----- Provided data

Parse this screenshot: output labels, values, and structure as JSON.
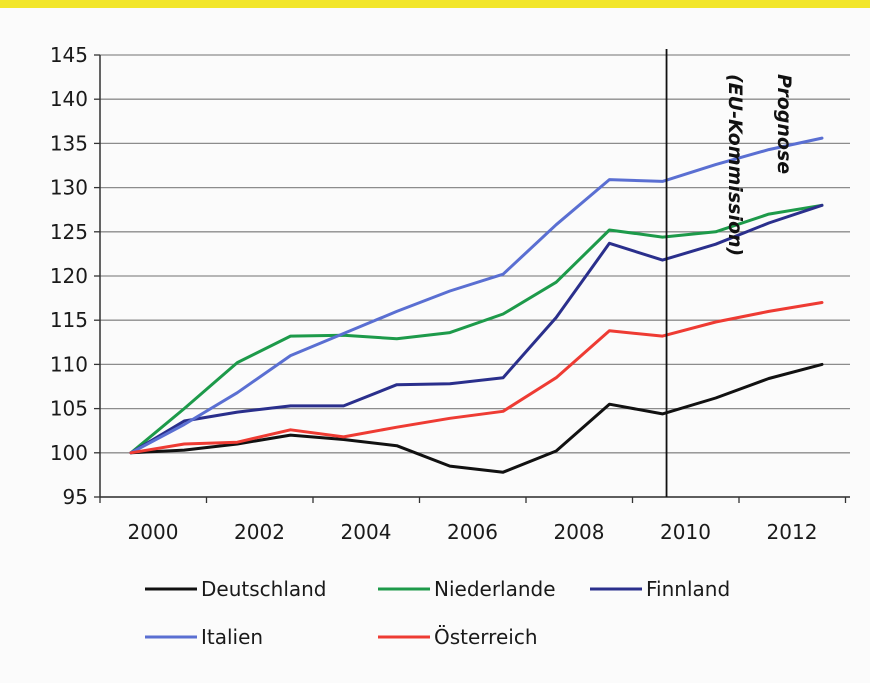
{
  "chart_data": {
    "type": "line",
    "title": "",
    "xlabel": "",
    "ylabel": "",
    "x": [
      2000,
      2001,
      2002,
      2003,
      2004,
      2005,
      2006,
      2007,
      2008,
      2009,
      2010,
      2011,
      2012,
      2013
    ],
    "xlim": [
      2000,
      2013
    ],
    "xticks": [
      "2000",
      "2002",
      "2004",
      "2006",
      "2008",
      "2010",
      "2012"
    ],
    "ylim": [
      95,
      145
    ],
    "yticks": [
      "95",
      "100",
      "105",
      "110",
      "115",
      "120",
      "125",
      "130",
      "135",
      "140",
      "145"
    ],
    "grid": "horizontal",
    "annotation": {
      "line1": "Prognose",
      "line2": "(EU-Kommission)",
      "x": 2010
    },
    "legend_position": "bottom",
    "series": [
      {
        "name": "Deutschland",
        "color": "#111111",
        "values": [
          100,
          100.3,
          101,
          102,
          101.5,
          100.8,
          98.5,
          97.8,
          100.2,
          105.5,
          104.4,
          106.2,
          108.4,
          110
        ]
      },
      {
        "name": "Niederlande",
        "color": "#1d9a4a",
        "values": [
          100,
          105,
          110.2,
          113.2,
          113.3,
          112.9,
          113.6,
          115.7,
          119.3,
          125.2,
          124.4,
          125,
          127,
          128
        ]
      },
      {
        "name": "Finnland",
        "color": "#2a2f8c",
        "values": [
          100,
          103.6,
          104.6,
          105.3,
          105.3,
          107.7,
          107.8,
          108.5,
          115.3,
          123.7,
          121.8,
          123.6,
          126,
          128
        ]
      },
      {
        "name": "Italien",
        "color": "#5a6fd2",
        "values": [
          100,
          103.2,
          106.8,
          111,
          113.5,
          116,
          118.3,
          120.2,
          125.8,
          130.9,
          130.7,
          132.6,
          134.3,
          135.6
        ]
      },
      {
        "name": "Österreich",
        "color": "#ee3b33",
        "values": [
          100,
          101,
          101.2,
          102.6,
          101.8,
          102.9,
          103.9,
          104.7,
          108.5,
          113.8,
          113.2,
          114.8,
          116,
          117
        ]
      }
    ]
  }
}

----------

**Aim of the task:** Make a word-for-word copy of the entries, without any pictures.

**Answer to this exercise:**
Parse this screenshot: output labels, values, and structure as JSON.
{
  "chart_data": {
    "type": "line",
    "title": "",
    "xlabel": "",
    "ylabel": "",
    "x": [
      2000,
      2001,
      2002,
      2003,
      2004,
      2005,
      2006,
      2007,
      2008,
      2009,
      2010,
      2011,
      2012,
      2013
    ],
    "xlim": [
      2000,
      2013
    ],
    "xticks": [
      "2000",
      "2002",
      "2004",
      "2006",
      "2008",
      "2010",
      "2012"
    ],
    "ylim": [
      95,
      145
    ],
    "yticks": [
      "95",
      "100",
      "105",
      "110",
      "115",
      "120",
      "125",
      "130",
      "135",
      "140",
      "145"
    ],
    "grid": "horizontal",
    "annotation": {
      "line1": "Prognose",
      "line2": "(EU-Kommission)",
      "x": 2010
    },
    "legend_position": "bottom",
    "series": [
      {
        "name": "Deutschland",
        "color": "#111111",
        "values": [
          100,
          100.3,
          101,
          102,
          101.5,
          100.8,
          98.5,
          97.8,
          100.2,
          105.5,
          104.4,
          106.2,
          108.4,
          110
        ]
      },
      {
        "name": "Niederlande",
        "color": "#1d9a4a",
        "values": [
          100,
          105,
          110.2,
          113.2,
          113.3,
          112.9,
          113.6,
          115.7,
          119.3,
          125.2,
          124.4,
          125,
          127,
          128
        ]
      },
      {
        "name": "Finnland",
        "color": "#2a2f8c",
        "values": [
          100,
          103.6,
          104.6,
          105.3,
          105.3,
          107.7,
          107.8,
          108.5,
          115.3,
          123.7,
          121.8,
          123.6,
          126,
          128
        ]
      },
      {
        "name": "Italien",
        "color": "#5a6fd2",
        "values": [
          100,
          103.2,
          106.8,
          111,
          113.5,
          116,
          118.3,
          120.2,
          125.8,
          130.9,
          130.7,
          132.6,
          134.3,
          135.6
        ]
      },
      {
        "name": "Österreich",
        "color": "#ee3b33",
        "values": [
          100,
          101,
          101.2,
          102.6,
          101.8,
          102.9,
          103.9,
          104.7,
          108.5,
          113.8,
          113.2,
          114.8,
          116,
          117
        ]
      }
    ]
  }
}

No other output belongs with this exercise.